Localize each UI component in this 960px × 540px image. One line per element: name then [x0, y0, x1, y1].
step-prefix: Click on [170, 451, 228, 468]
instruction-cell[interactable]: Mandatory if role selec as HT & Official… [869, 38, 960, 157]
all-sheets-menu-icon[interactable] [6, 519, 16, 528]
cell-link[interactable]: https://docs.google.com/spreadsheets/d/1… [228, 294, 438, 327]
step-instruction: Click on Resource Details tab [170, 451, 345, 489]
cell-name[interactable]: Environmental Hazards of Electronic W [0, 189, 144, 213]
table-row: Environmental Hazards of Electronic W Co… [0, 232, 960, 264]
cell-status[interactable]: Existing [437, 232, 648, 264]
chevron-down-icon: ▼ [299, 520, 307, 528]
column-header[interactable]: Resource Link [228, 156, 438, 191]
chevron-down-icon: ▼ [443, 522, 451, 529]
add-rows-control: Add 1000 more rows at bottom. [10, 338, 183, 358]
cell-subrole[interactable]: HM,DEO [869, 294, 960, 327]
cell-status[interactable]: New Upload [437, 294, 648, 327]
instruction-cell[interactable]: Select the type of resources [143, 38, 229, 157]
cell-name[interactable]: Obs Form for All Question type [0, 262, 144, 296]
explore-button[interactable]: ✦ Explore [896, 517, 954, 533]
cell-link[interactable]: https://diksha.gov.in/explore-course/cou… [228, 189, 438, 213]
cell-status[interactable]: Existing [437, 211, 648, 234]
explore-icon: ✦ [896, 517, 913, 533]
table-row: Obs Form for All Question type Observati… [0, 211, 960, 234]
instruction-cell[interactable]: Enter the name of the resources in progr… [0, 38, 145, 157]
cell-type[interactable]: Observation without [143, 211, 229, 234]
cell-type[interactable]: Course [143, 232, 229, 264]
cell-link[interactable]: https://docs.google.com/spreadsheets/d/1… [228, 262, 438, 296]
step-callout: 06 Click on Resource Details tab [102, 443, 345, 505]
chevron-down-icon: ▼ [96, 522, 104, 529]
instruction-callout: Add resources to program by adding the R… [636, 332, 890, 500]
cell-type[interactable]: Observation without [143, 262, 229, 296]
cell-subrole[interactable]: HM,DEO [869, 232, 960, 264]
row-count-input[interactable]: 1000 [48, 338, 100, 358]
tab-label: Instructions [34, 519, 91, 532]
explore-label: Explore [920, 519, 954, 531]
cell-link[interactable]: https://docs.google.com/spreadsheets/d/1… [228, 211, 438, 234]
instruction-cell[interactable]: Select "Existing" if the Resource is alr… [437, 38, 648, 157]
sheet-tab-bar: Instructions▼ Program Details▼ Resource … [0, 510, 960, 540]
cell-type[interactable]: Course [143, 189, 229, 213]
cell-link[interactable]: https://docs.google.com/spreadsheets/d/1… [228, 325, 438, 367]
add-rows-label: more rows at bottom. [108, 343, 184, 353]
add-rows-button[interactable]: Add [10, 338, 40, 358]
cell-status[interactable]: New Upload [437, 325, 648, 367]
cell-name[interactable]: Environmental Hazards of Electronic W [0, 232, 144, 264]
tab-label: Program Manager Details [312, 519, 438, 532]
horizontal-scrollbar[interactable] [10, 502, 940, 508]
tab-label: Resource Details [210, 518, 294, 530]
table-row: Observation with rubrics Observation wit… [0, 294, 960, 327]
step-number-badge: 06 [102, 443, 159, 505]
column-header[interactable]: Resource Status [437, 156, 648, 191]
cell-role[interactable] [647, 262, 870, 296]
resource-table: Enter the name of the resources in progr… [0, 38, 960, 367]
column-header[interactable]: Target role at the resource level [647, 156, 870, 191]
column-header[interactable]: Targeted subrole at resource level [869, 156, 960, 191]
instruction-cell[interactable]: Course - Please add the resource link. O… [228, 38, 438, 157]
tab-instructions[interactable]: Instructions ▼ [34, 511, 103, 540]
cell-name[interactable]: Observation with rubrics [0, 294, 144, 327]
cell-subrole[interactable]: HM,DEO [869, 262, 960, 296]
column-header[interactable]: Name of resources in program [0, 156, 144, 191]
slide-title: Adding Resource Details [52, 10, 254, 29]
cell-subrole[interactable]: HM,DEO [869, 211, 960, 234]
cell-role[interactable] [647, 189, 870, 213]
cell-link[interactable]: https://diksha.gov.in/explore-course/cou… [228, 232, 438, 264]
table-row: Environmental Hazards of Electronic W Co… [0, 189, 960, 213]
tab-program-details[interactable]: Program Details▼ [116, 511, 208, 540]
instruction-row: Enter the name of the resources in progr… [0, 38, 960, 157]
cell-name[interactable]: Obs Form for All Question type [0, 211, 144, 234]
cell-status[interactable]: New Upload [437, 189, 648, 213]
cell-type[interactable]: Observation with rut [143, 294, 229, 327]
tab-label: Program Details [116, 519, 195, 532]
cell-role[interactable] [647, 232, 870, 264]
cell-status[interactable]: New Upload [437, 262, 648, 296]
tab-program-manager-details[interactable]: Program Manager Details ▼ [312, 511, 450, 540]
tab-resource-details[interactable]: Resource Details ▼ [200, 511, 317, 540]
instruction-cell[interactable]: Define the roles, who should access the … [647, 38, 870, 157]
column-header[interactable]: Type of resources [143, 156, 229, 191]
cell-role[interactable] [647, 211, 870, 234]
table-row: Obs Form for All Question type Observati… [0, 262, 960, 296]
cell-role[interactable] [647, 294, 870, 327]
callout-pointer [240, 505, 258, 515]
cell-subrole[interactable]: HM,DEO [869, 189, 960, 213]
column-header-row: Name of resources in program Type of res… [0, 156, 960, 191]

_____

> Do this
Rewrite every line of the records above, changing each occurrence of "New Upload" to "Pending Review" and leaving everything else as it stands.

> Task result
Localize each UI component in this 960px × 540px image. One line per element: name then [x0, y0, x1, y1].
step-prefix: Click on [170, 451, 228, 468]
instruction-cell[interactable]: Mandatory if role selec as HT & Official… [869, 38, 960, 157]
all-sheets-menu-icon[interactable] [6, 519, 16, 528]
cell-link[interactable]: https://docs.google.com/spreadsheets/d/1… [228, 294, 438, 327]
step-instruction: Click on Resource Details tab [170, 451, 345, 489]
cell-name[interactable]: Environmental Hazards of Electronic W [0, 189, 144, 213]
table-row: Environmental Hazards of Electronic W Co… [0, 232, 960, 264]
cell-status[interactable]: Existing [437, 232, 648, 264]
chevron-down-icon: ▼ [299, 520, 307, 528]
column-header[interactable]: Resource Link [228, 156, 438, 191]
chevron-down-icon: ▼ [443, 522, 451, 529]
add-rows-control: Add 1000 more rows at bottom. [10, 338, 183, 358]
cell-subrole[interactable]: HM,DEO [869, 294, 960, 327]
cell-status[interactable]: Pending Review [437, 294, 648, 327]
instruction-cell[interactable]: Select the type of resources [143, 38, 229, 157]
cell-name[interactable]: Obs Form for All Question type [0, 262, 144, 296]
explore-button[interactable]: ✦ Explore [896, 517, 954, 533]
cell-link[interactable]: https://diksha.gov.in/explore-course/cou… [228, 189, 438, 213]
cell-status[interactable]: Existing [437, 211, 648, 234]
explore-icon: ✦ [896, 517, 913, 533]
table-row: Obs Form for All Question type Observati… [0, 211, 960, 234]
instruction-cell[interactable]: Enter the name of the resources in progr… [0, 38, 145, 157]
cell-type[interactable]: Observation without [143, 211, 229, 234]
cell-type[interactable]: Course [143, 232, 229, 264]
cell-link[interactable]: https://docs.google.com/spreadsheets/d/1… [228, 262, 438, 296]
step-callout: 06 Click on Resource Details tab [102, 443, 345, 505]
chevron-down-icon: ▼ [96, 522, 104, 529]
instruction-callout: Add resources to program by adding the R… [636, 332, 890, 500]
cell-type[interactable]: Observation without [143, 262, 229, 296]
cell-subrole[interactable]: HM,DEO [869, 232, 960, 264]
row-count-input[interactable]: 1000 [48, 338, 100, 358]
tab-label: Instructions [34, 519, 91, 532]
explore-label: Explore [920, 519, 954, 531]
cell-link[interactable]: https://docs.google.com/spreadsheets/d/1… [228, 211, 438, 234]
instruction-cell[interactable]: Select "Existing" if the Resource is alr… [437, 38, 648, 157]
sheet-tab-bar: Instructions▼ Program Details▼ Resource … [0, 510, 960, 540]
cell-type[interactable]: Course [143, 189, 229, 213]
cell-link[interactable]: https://docs.google.com/spreadsheets/d/1… [228, 325, 438, 367]
add-rows-label: more rows at bottom. [108, 343, 184, 353]
add-rows-button[interactable]: Add [10, 338, 40, 358]
cell-status[interactable]: Pending Review [437, 325, 648, 367]
cell-name[interactable]: Environmental Hazards of Electronic W [0, 232, 144, 264]
tab-label: Program Manager Details [312, 519, 438, 532]
horizontal-scrollbar[interactable] [10, 502, 940, 508]
tab-label: Resource Details [210, 518, 294, 530]
table-row: Observation with rubrics Observation wit… [0, 294, 960, 327]
step-number-badge: 06 [102, 443, 159, 505]
column-header[interactable]: Resource Status [437, 156, 648, 191]
cell-role[interactable] [647, 262, 870, 296]
resource-table: Enter the name of the resources in progr… [0, 38, 960, 367]
column-header[interactable]: Target role at the resource level [647, 156, 870, 191]
column-header[interactable]: Targeted subrole at resource level [869, 156, 960, 191]
instruction-cell[interactable]: Course - Please add the resource link. O… [228, 38, 438, 157]
tab-instructions[interactable]: Instructions ▼ [34, 511, 103, 540]
cell-name[interactable]: Observation with rubrics [0, 294, 144, 327]
cell-subrole[interactable]: HM,DEO [869, 262, 960, 296]
column-header[interactable]: Name of resources in program [0, 156, 144, 191]
slide-title: Adding Resource Details [52, 10, 254, 29]
cell-subrole[interactable]: HM,DEO [869, 211, 960, 234]
cell-role[interactable] [647, 189, 870, 213]
cell-link[interactable]: https://diksha.gov.in/explore-course/cou… [228, 232, 438, 264]
table-row: Environmental Hazards of Electronic W Co… [0, 189, 960, 213]
tab-program-details[interactable]: Program Details▼ [116, 511, 208, 540]
instruction-row: Enter the name of the resources in progr… [0, 38, 960, 157]
cell-name[interactable]: Obs Form for All Question type [0, 211, 144, 234]
cell-status[interactable]: Pending Review [437, 189, 648, 213]
cell-type[interactable]: Observation with rut [143, 294, 229, 327]
tab-label: Program Details [116, 519, 195, 532]
cell-role[interactable] [647, 232, 870, 264]
cell-status[interactable]: Pending Review [437, 262, 648, 296]
tab-program-manager-details[interactable]: Program Manager Details ▼ [312, 511, 450, 540]
tab-resource-details[interactable]: Resource Details ▼ [200, 511, 317, 540]
instruction-cell[interactable]: Define the roles, who should access the … [647, 38, 870, 157]
column-header[interactable]: Type of resources [143, 156, 229, 191]
cell-role[interactable] [647, 211, 870, 234]
table-row: Obs Form for All Question type Observati… [0, 262, 960, 296]
cell-role[interactable] [647, 294, 870, 327]
callout-pointer [240, 505, 258, 515]
cell-subrole[interactable]: HM,DEO [869, 189, 960, 213]
column-header-row: Name of resources in program Type of res… [0, 156, 960, 191]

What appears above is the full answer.